DIRECTIVE: The records underneath are to be repeated exactly, with the pictures left out.

MATERIAL PROVIDED:

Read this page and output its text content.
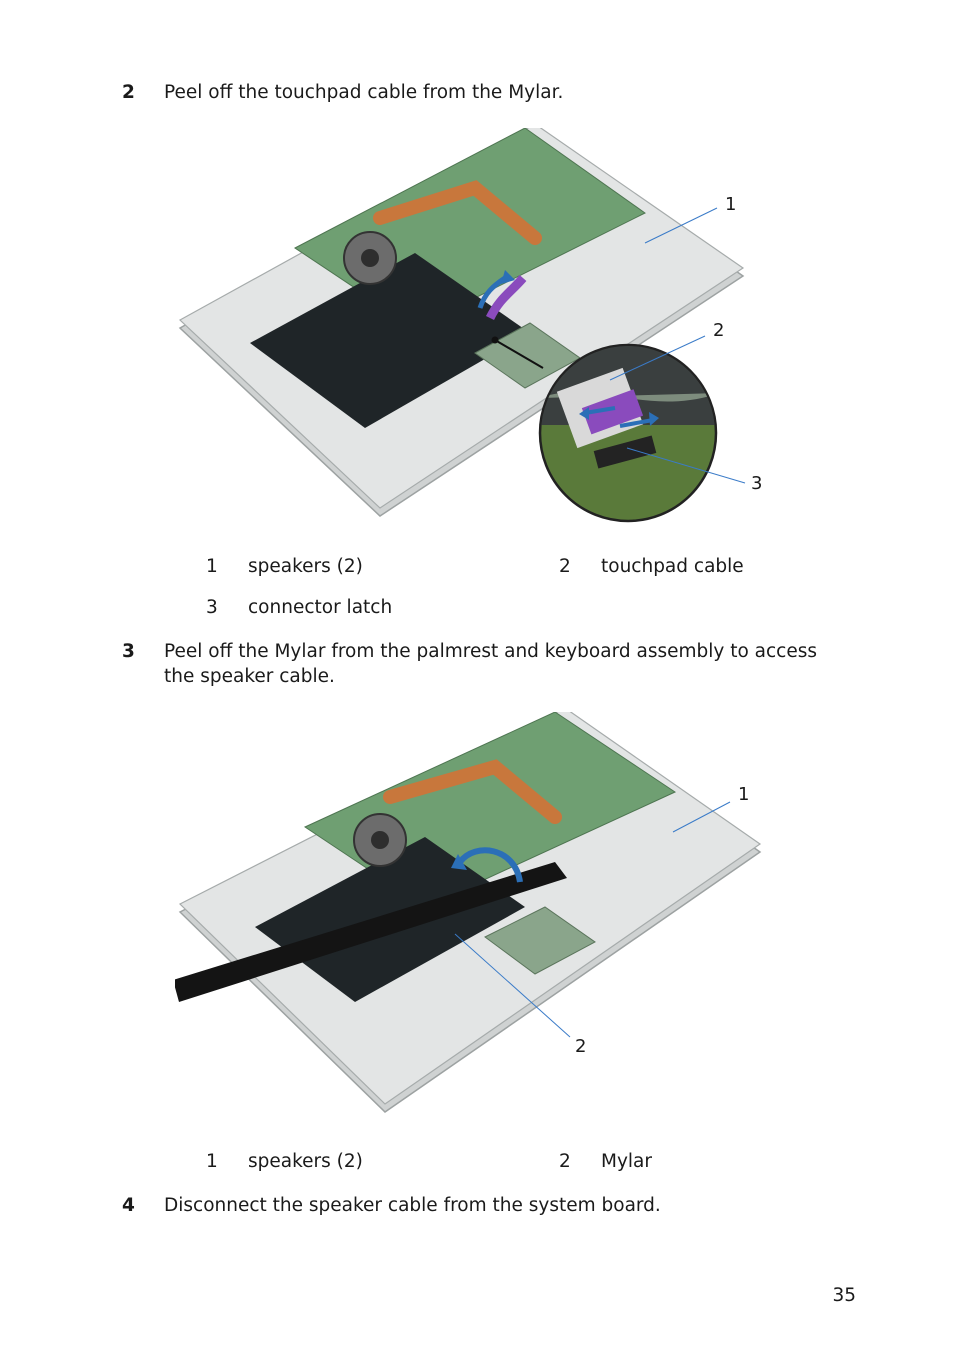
2 Peel off the touchpad cable from the Mylar.
1
2
3
1 speakers (2)	2 touchpad cable
3 connector latch
3 Peel off the Mylar from the palmrest and keyboard assembly to access the speaker cable.
1
2
1 speakers (2)	2 Mylar
4 Disconnect the speaker cable from the system board.
35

RESPONSE TO THIS EXERCISE:
Read this page and output its text content.
2 Peel off the touchpad cable from the Mylar.
1
2
3
1 speakers (2)	2 touchpad cable
3 connector latch
3 Peel off the Mylar from the palmrest and keyboard assembly to access the speaker cable.
1
2
1 speakers (2)	2 Mylar
4 Disconnect the speaker cable from the system board.
35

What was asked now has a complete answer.